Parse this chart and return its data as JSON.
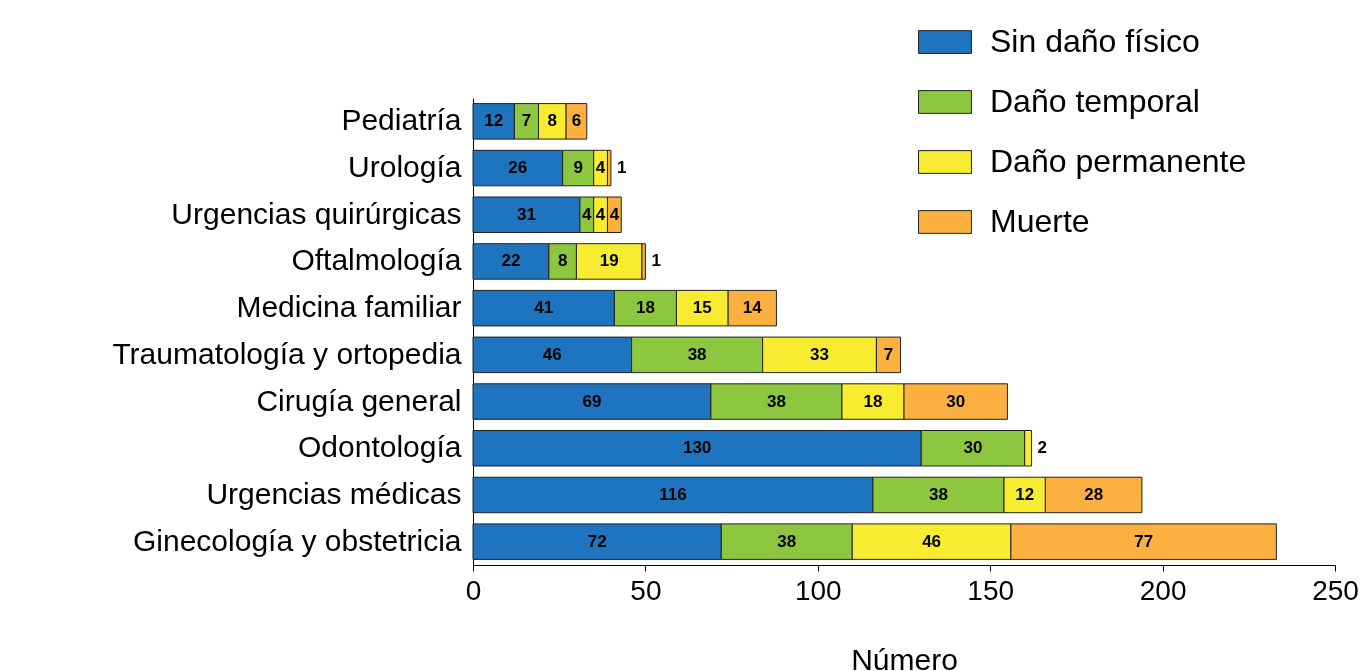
{
  "chart_data": {
    "type": "bar",
    "orientation": "horizontal",
    "stacked": true,
    "xlabel": "Número",
    "categories": [
      "Pediatría",
      "Urología",
      "Urgencias quirúrgicas",
      "Oftalmología",
      "Medicina familiar",
      "Traumatología y ortopedia",
      "Cirugía general",
      "Odontología",
      "Urgencias médicas",
      "Ginecología y obstetricia"
    ],
    "series": [
      {
        "name": "Sin daño físico",
        "color": "#1f74bf",
        "values": [
          12,
          26,
          31,
          22,
          41,
          46,
          69,
          130,
          116,
          72
        ]
      },
      {
        "name": "Daño temporal",
        "color": "#8dc63f",
        "values": [
          7,
          9,
          4,
          8,
          18,
          38,
          38,
          30,
          38,
          38
        ]
      },
      {
        "name": "Daño permanente",
        "color": "#f7ec2f",
        "values": [
          8,
          4,
          4,
          19,
          15,
          33,
          18,
          2,
          12,
          46
        ]
      },
      {
        "name": "Muerte",
        "color": "#fbb040",
        "values": [
          6,
          1,
          4,
          1,
          14,
          7,
          30,
          null,
          28,
          77
        ]
      }
    ],
    "xlim": [
      0,
      250
    ],
    "xticks": [
      0,
      50,
      100,
      150,
      200,
      250
    ],
    "data_labels": true,
    "legend": "top right"
  }
}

---

### WHAT IS ASKED
Without including the pictures, return each record above exactly as it stands.

### SOLUTION TO THIS EXERCISE
Parse this chart and return its data as JSON.
{
  "chart_data": {
    "type": "bar",
    "orientation": "horizontal",
    "stacked": true,
    "xlabel": "Número",
    "categories": [
      "Pediatría",
      "Urología",
      "Urgencias quirúrgicas",
      "Oftalmología",
      "Medicina familiar",
      "Traumatología y ortopedia",
      "Cirugía general",
      "Odontología",
      "Urgencias médicas",
      "Ginecología y obstetricia"
    ],
    "series": [
      {
        "name": "Sin daño físico",
        "color": "#1f74bf",
        "values": [
          12,
          26,
          31,
          22,
          41,
          46,
          69,
          130,
          116,
          72
        ]
      },
      {
        "name": "Daño temporal",
        "color": "#8dc63f",
        "values": [
          7,
          9,
          4,
          8,
          18,
          38,
          38,
          30,
          38,
          38
        ]
      },
      {
        "name": "Daño permanente",
        "color": "#f7ec2f",
        "values": [
          8,
          4,
          4,
          19,
          15,
          33,
          18,
          2,
          12,
          46
        ]
      },
      {
        "name": "Muerte",
        "color": "#fbb040",
        "values": [
          6,
          1,
          4,
          1,
          14,
          7,
          30,
          null,
          28,
          77
        ]
      }
    ],
    "xlim": [
      0,
      250
    ],
    "xticks": [
      0,
      50,
      100,
      150,
      200,
      250
    ],
    "data_labels": true,
    "legend": "top right"
  }
}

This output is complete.